* Request *
Copy out the records word for word, from the line containing "- Text: Process: Process: [265, 284, 321, 314]" down to the line containing "- Bar: [367, 484, 684, 554]", with both of those lines included.

* The records *
— Start —
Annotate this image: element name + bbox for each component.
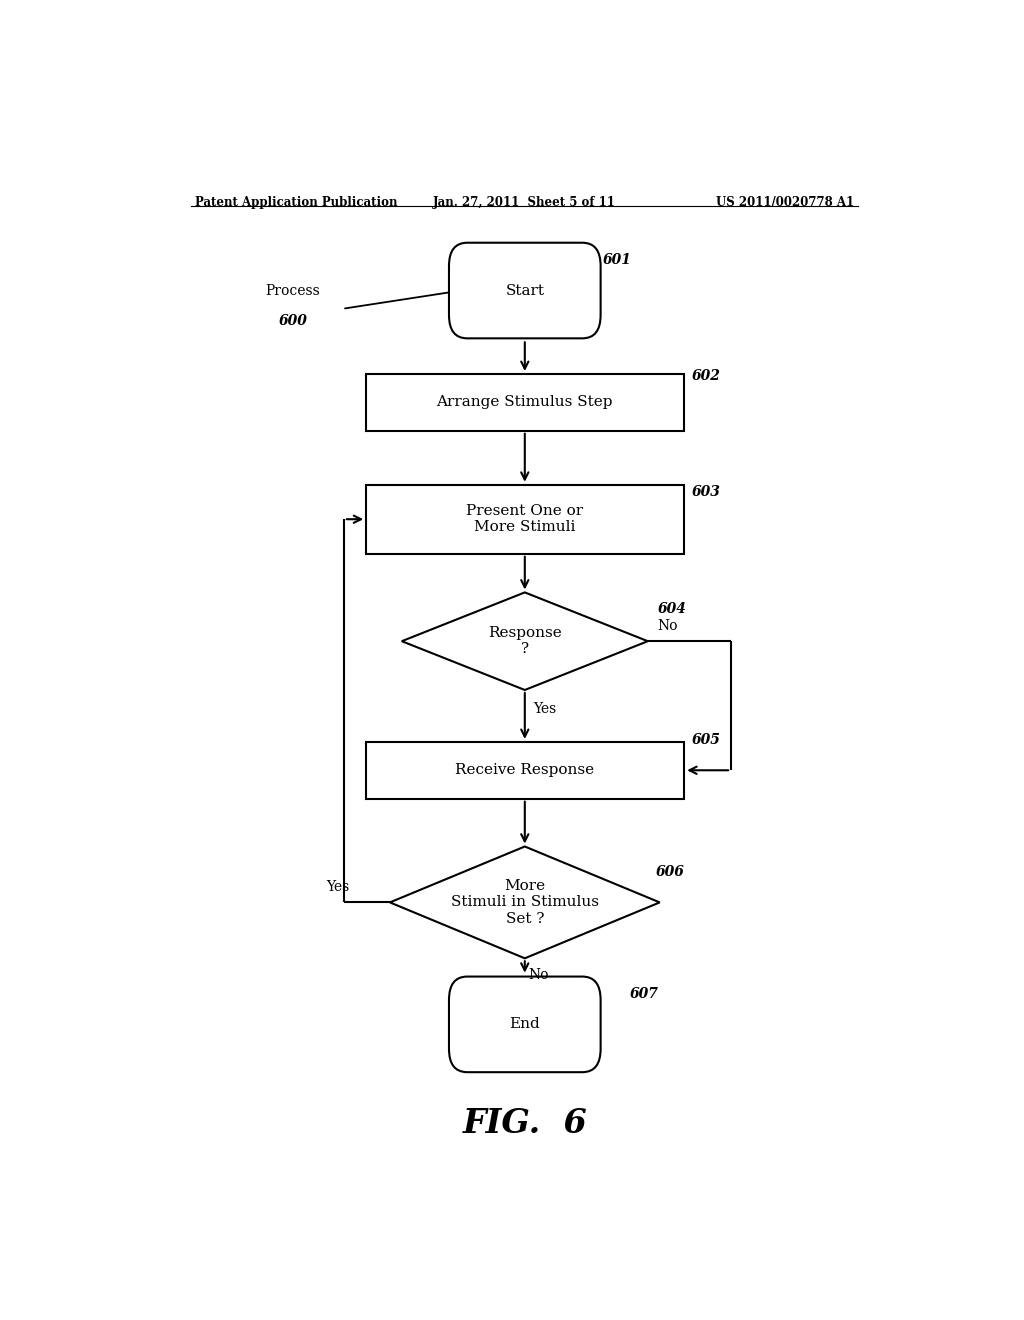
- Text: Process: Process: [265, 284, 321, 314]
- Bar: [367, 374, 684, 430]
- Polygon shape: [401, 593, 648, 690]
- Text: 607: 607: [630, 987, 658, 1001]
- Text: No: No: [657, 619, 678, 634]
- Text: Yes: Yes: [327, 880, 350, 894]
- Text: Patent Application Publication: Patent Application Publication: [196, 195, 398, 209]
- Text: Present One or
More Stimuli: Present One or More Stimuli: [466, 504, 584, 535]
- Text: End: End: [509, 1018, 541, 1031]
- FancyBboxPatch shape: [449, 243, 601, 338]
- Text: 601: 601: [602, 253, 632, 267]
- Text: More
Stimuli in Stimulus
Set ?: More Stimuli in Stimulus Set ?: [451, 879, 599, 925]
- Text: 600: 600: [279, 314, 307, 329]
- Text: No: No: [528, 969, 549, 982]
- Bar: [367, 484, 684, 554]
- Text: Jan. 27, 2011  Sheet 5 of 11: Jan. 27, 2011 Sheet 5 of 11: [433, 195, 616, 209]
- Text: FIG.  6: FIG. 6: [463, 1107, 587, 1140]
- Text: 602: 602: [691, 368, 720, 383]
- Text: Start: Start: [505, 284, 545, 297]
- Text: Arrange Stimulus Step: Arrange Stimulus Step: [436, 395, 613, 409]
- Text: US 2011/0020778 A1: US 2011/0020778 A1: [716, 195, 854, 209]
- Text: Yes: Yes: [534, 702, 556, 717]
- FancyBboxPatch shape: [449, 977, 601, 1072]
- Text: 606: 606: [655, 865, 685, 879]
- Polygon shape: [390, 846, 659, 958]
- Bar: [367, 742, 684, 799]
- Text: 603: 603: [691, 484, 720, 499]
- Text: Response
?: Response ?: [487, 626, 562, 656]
— End —
* Answer for the task *
- Text: Process: Process: [265, 284, 321, 314]
- Bar: [367, 374, 684, 430]
- Polygon shape: [401, 593, 648, 690]
- Text: 607: 607: [630, 987, 658, 1001]
- Text: No: No: [657, 619, 678, 634]
- Text: Yes: Yes: [327, 880, 350, 894]
- Text: Patent Application Publication: Patent Application Publication: [196, 195, 398, 209]
- Text: Present One or
More Stimuli: Present One or More Stimuli: [466, 504, 584, 535]
- Text: End: End: [509, 1018, 541, 1031]
- FancyBboxPatch shape: [449, 243, 601, 338]
- Text: 601: 601: [602, 253, 632, 267]
- Text: More
Stimuli in Stimulus
Set ?: More Stimuli in Stimulus Set ?: [451, 879, 599, 925]
- Text: 600: 600: [279, 314, 307, 329]
- Text: No: No: [528, 969, 549, 982]
- Bar: [367, 484, 684, 554]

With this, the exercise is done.